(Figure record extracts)
________________________

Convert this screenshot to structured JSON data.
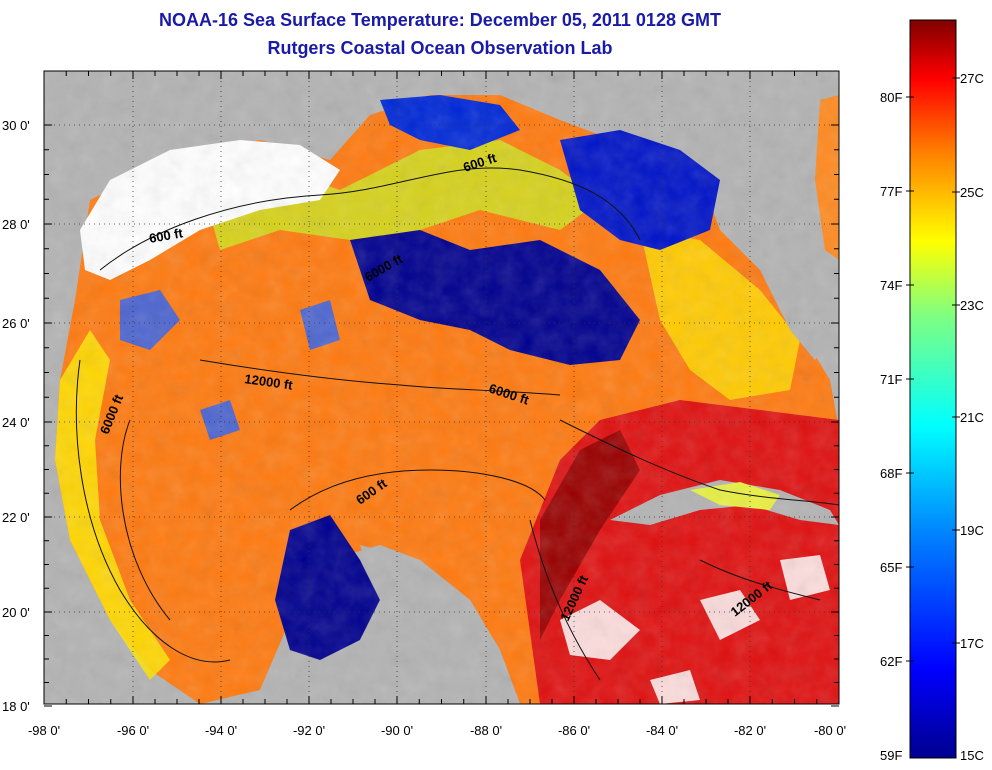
{
  "title": "NOAA-16 Sea Surface Temperature:  December 05, 2011 0128 GMT",
  "subtitle": "Rutgers Coastal Ocean Observation Lab",
  "lat_labels": [
    "30 0'",
    "28 0'",
    "26 0'",
    "24 0'",
    "22 0'",
    "20 0'",
    "18 0'"
  ],
  "lon_labels": [
    "-98 0'",
    "-96 0'",
    "-94 0'",
    "-92 0'",
    "-90 0'",
    "-88 0'",
    "-86 0'",
    "-84 0'",
    "-82 0'",
    "-80 0'"
  ],
  "contours": [
    "600 ft",
    "600 ft",
    "600 ft",
    "6000 ft",
    "12000 ft",
    "6000 ft",
    "6000 ft",
    "12000 ft",
    "12000 ft"
  ],
  "colorbar": {
    "f_labels": [
      "80F",
      "77F",
      "74F",
      "71F",
      "68F",
      "65F",
      "62F",
      "59F"
    ],
    "c_labels": [
      "27C",
      "25C",
      "23C",
      "21C",
      "19C",
      "17C",
      "15C"
    ]
  },
  "colors": {
    "title": "#1a1aa8",
    "land": "#b3b3b3",
    "cloud": "#ffffff",
    "cold": "#00008f",
    "warm": "#ff6a00",
    "hot": "#c00000"
  }
}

________________________

### DIRECTIONS
Omit each picture, then return all of the listing exactly as it stands.

### CORRECT ANSWER
Convert this screenshot to structured JSON data.
{
  "title": "NOAA-16 Sea Surface Temperature:  December 05, 2011 0128 GMT",
  "subtitle": "Rutgers Coastal Ocean Observation Lab",
  "lat_labels": [
    "30 0'",
    "28 0'",
    "26 0'",
    "24 0'",
    "22 0'",
    "20 0'",
    "18 0'"
  ],
  "lon_labels": [
    "-98 0'",
    "-96 0'",
    "-94 0'",
    "-92 0'",
    "-90 0'",
    "-88 0'",
    "-86 0'",
    "-84 0'",
    "-82 0'",
    "-80 0'"
  ],
  "contours": [
    "600 ft",
    "600 ft",
    "600 ft",
    "6000 ft",
    "12000 ft",
    "6000 ft",
    "6000 ft",
    "12000 ft",
    "12000 ft"
  ],
  "colorbar": {
    "f_labels": [
      "80F",
      "77F",
      "74F",
      "71F",
      "68F",
      "65F",
      "62F",
      "59F"
    ],
    "c_labels": [
      "27C",
      "25C",
      "23C",
      "21C",
      "19C",
      "17C",
      "15C"
    ]
  },
  "colors": {
    "title": "#1a1aa8",
    "land": "#b3b3b3",
    "cloud": "#ffffff",
    "cold": "#00008f",
    "warm": "#ff6a00",
    "hot": "#c00000"
  }
}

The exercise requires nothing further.